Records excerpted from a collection
====

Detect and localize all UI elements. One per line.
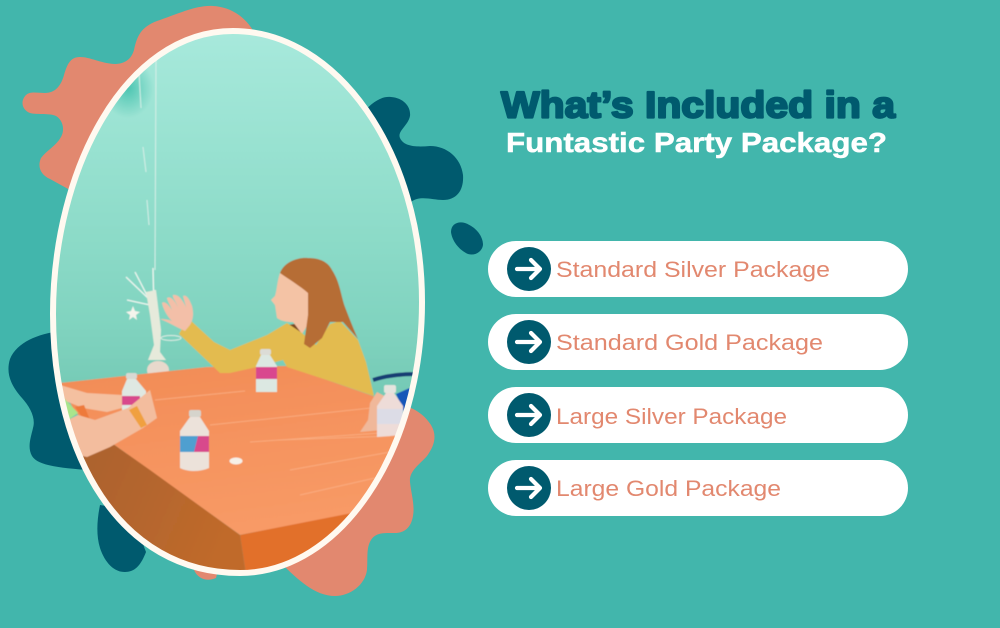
photo frame [53, 31, 422, 573]
blob: salmon lower right [280, 405, 434, 596]
blob: salmon top left [23, 6, 254, 190]
item: Large Silver Package [488, 387, 908, 443]
chair [373, 374, 416, 380]
blob: salmon small bottom [194, 570, 218, 580]
child arm upper [60, 385, 122, 412]
icon: arrow [507, 247, 551, 291]
icon: arrow [507, 393, 551, 437]
package list [488, 241, 908, 516]
girl face [271, 273, 312, 334]
blob: navy lower left [8, 330, 120, 471]
item: Large Gold Package: Large Gold Package [556, 476, 781, 501]
balloon strings [139, 60, 156, 270]
girl hair back [289, 324, 300, 332]
title line 1: What’s Included in a [501, 84, 896, 126]
item: Standard Gold Package [488, 314, 908, 370]
girl sweater [179, 318, 374, 396]
right hand [360, 392, 384, 432]
table top [60, 366, 430, 535]
bottle 2 [256, 349, 277, 392]
table wrinkles [155, 391, 400, 495]
bottle 1 [122, 373, 146, 412]
blob: navy bottom [97, 505, 146, 572]
child green sleeve [64, 398, 78, 419]
girl hand [160, 295, 193, 331]
child arm lower [68, 390, 157, 457]
bottle 3 [180, 410, 209, 471]
table centerpiece [126, 268, 181, 379]
blob: navy drop [451, 222, 483, 255]
photo: children at party table [50, 28, 430, 575]
title line 2: Funtastic Party Package? [506, 127, 887, 158]
table side left [82, 444, 246, 570]
wristband [129, 406, 147, 428]
bottle 4 [377, 385, 403, 437]
orange flap [75, 404, 89, 418]
table side right [240, 513, 352, 575]
photo wall [50, 28, 426, 428]
girl hair front [280, 258, 358, 348]
item: Standard Gold Package: Standard Gold Package [556, 330, 823, 355]
icon: arrow [507, 466, 551, 510]
icon: arrow [507, 320, 551, 364]
item: Standard Silver Package: Standard Silver Package [556, 257, 830, 282]
blob: navy top right [360, 97, 463, 210]
title [501, 84, 896, 158]
item: Standard Silver Package [488, 241, 908, 297]
item: Large Gold Package [488, 460, 908, 516]
item: Large Silver Package: Large Silver Package [556, 404, 787, 429]
bottle cap [230, 458, 242, 464]
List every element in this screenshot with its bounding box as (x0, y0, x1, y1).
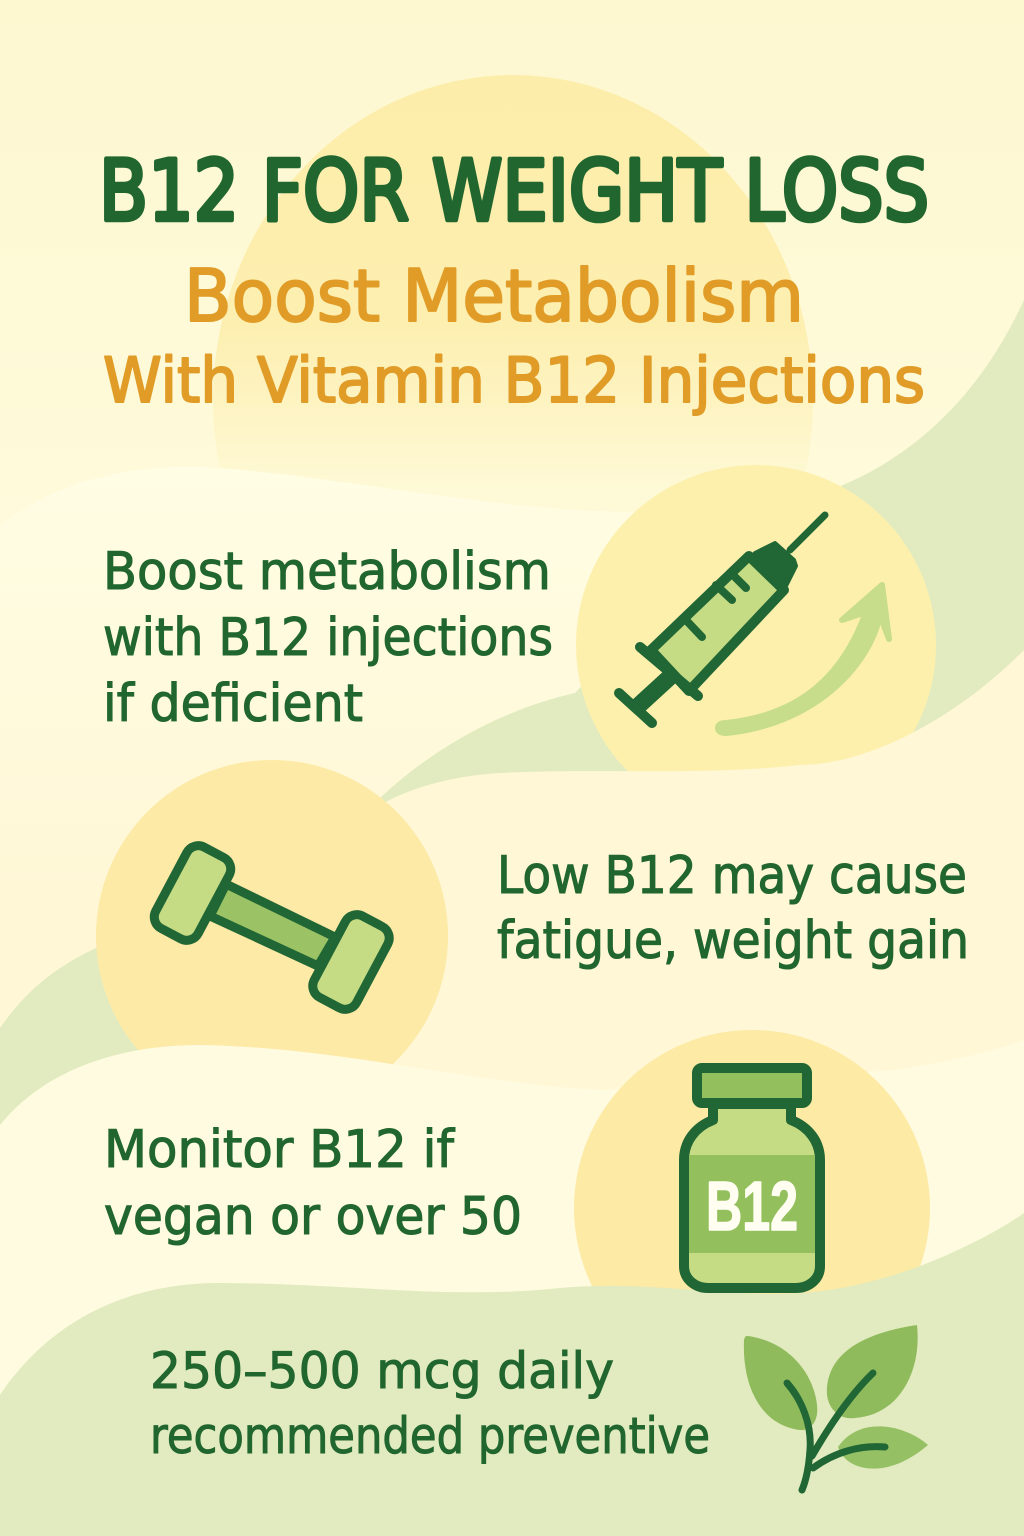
text: boost metabolism: with B12 injections (103, 608, 553, 668)
background: first cream wave (0, 467, 720, 1100)
background: bottom green wave (0, 1213, 1024, 1536)
subtitle line 2: With Vitamin B12 Injections (103, 344, 925, 417)
text: low b12: fatigue, weight gain (497, 911, 969, 971)
text: recommended dose: recommended preventive (150, 1407, 710, 1465)
text: recommended dose: 250–500 mcg daily (150, 1342, 614, 1400)
text: boost metabolism: if deficient (103, 674, 363, 734)
subtitle line 1: Boost Metabolism (184, 254, 804, 338)
background: left green wave (0, 946, 220, 1140)
icon: supplement bottle (684, 1068, 820, 1288)
icon circle: syringe backdrop (576, 465, 936, 825)
text: monitor b12: vegan or over 50 (104, 1187, 522, 1247)
icon: rising arrow (718, 585, 889, 733)
text: low b12: Low B12 may cause (497, 846, 967, 906)
background: middle cream band (250, 650, 1024, 1200)
text: boost metabolism: Boost metabolism (103, 542, 551, 602)
background: lower cream wave (0, 1040, 1024, 1420)
icon: leaves (744, 1325, 928, 1490)
icon: syringe (619, 515, 825, 723)
background: upper green wave (378, 300, 1024, 850)
icon label: B12: B12 (706, 1167, 798, 1245)
icon circle: dumbbell backdrop (96, 760, 448, 1112)
icon: dumbbell (150, 841, 394, 1014)
background: top sun circle (213, 75, 813, 725)
icon circle: bottle backdrop (574, 1030, 930, 1386)
text: monitor b12: Monitor B12 if (104, 1120, 456, 1180)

====

Rewrite all of the items above as a numbered list with no blank lines, and leave the pictures out.

1. Detect and localize all UI elements. One per line.
2. photo frame [53, 31, 422, 573]
3. blob: salmon lower right [280, 405, 434, 596]
4. blob: salmon top left [23, 6, 254, 190]
5. item: Large Silver Package [488, 387, 908, 443]
6. chair [373, 374, 416, 380]
7. blob: salmon small bottom [194, 570, 218, 580]
8. child arm upper [60, 385, 122, 412]
9. icon: arrow [507, 247, 551, 291]
10. icon: arrow [507, 393, 551, 437]
11. package list [488, 241, 908, 516]
12. girl face [271, 273, 312, 334]
13. blob: navy lower left [8, 330, 120, 471]
14. item: Large Gold Package: Large Gold Package [556, 476, 781, 501]
15. balloon strings [139, 60, 156, 270]
16. girl hair back [289, 324, 300, 332]
17. title line 1: What’s Included in a [501, 84, 896, 126]
18. item: Standard Gold Package [488, 314, 908, 370]
19. girl sweater [179, 318, 374, 396]
20. right hand [360, 392, 384, 432]
21. table top [60, 366, 430, 535]
22. bottle 2 [256, 349, 277, 392]
23. table wrinkles [155, 391, 400, 495]
24. bottle 1 [122, 373, 146, 412]
25. blob: navy bottom [97, 505, 146, 572]
26. child green sleeve [64, 398, 78, 419]
27. girl hand [160, 295, 193, 331]
28. child arm lower [68, 390, 157, 457]
29. bottle 3 [180, 410, 209, 471]
30. table centerpiece [126, 268, 181, 379]
31. blob: navy drop [451, 222, 483, 255]
32. photo: children at party table [50, 28, 430, 575]
33. title line 2: Funtastic Party Package? [506, 127, 887, 158]
34. table side left [82, 444, 246, 570]
35. wristband [129, 406, 147, 428]
36. bottle 4 [377, 385, 403, 437]
37. orange flap [75, 404, 89, 418]
38. table side right [240, 513, 352, 575]
39. photo wall [50, 28, 426, 428]
40. girl hair front [280, 258, 358, 348]
41. item: Standard Gold Package: Standard Gold Package [556, 330, 823, 355]
42. icon: arrow [507, 466, 551, 510]
43. icon: arrow [507, 320, 551, 364]
44. item: Standard Silver Package: Standard Silver Package [556, 257, 830, 282]
45. blob: navy top right [360, 97, 463, 210]
46. title [501, 84, 896, 158]
47. item: Standard Silver Package [488, 241, 908, 297]
48. item: Large Gold Package [488, 460, 908, 516]
49. item: Large Silver Package: Large Silver Package [556, 404, 787, 429]
50. bottle cap [230, 458, 242, 464]
51. List every element in this screenshot with its bounding box as (x0, y0, x1, y1).
52. text: boost metabolism: with B12 injections (103, 608, 553, 668)
53. background: first cream wave (0, 467, 720, 1100)
54. background: bottom green wave (0, 1213, 1024, 1536)
55. subtitle line 2: With Vitamin B12 Injections (103, 344, 925, 417)
56. text: low b12: fatigue, weight gain (497, 911, 969, 971)
57. text: recommended dose: recommended preventive (150, 1407, 710, 1465)
58. text: recommended dose: 250–500 mcg daily (150, 1342, 614, 1400)
59. text: boost metabolism: if deficient (103, 674, 363, 734)
60. subtitle line 1: Boost Metabolism (184, 254, 804, 338)
61. background: left green wave (0, 946, 220, 1140)
62. icon: supplement bottle (684, 1068, 820, 1288)
63. icon circle: syringe backdrop (576, 465, 936, 825)
64. text: monitor b12: vegan or over 50 (104, 1187, 522, 1247)
65. icon: rising arrow (718, 585, 889, 733)
66. text: low b12: Low B12 may cause (497, 846, 967, 906)
67. background: middle cream band (250, 650, 1024, 1200)
68. text: boost metabolism: Boost metabolism (103, 542, 551, 602)
69. background: lower cream wave (0, 1040, 1024, 1420)
70. icon: leaves (744, 1325, 928, 1490)
71. icon: syringe (619, 515, 825, 723)
72. background: upper green wave (378, 300, 1024, 850)
73. icon label: B12: B12 (706, 1167, 798, 1245)
74. icon circle: dumbbell backdrop (96, 760, 448, 1112)
75. icon: dumbbell (150, 841, 394, 1014)
76. background: top sun circle (213, 75, 813, 725)
77. icon circle: bottle backdrop (574, 1030, 930, 1386)
78. text: monitor b12: Monitor B12 if (104, 1120, 456, 1180)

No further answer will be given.